— START Available data —
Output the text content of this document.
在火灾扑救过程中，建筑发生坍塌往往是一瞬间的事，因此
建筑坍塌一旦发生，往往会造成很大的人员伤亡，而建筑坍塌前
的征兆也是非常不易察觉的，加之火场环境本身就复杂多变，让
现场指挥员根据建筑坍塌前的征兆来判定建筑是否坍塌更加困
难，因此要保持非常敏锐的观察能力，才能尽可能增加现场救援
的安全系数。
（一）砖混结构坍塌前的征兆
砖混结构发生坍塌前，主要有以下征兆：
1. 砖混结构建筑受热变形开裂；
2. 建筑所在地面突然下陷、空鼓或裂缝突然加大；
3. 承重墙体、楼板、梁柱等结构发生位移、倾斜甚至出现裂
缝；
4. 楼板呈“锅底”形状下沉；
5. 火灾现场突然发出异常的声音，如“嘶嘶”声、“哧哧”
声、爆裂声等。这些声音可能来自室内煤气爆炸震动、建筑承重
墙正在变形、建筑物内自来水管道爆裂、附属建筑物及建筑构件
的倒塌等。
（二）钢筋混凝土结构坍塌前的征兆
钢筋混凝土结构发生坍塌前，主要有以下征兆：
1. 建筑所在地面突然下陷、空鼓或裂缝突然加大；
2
— END Available data —
## Task details
Pull out each line of the listing that holds the string "空鼓或裂缝突然加大".

## Expected output
2. 建筑所在地面突然下陷、空鼓或裂缝突然加大；
1. 建筑所在地面突然下陷、空鼓或裂缝突然加大；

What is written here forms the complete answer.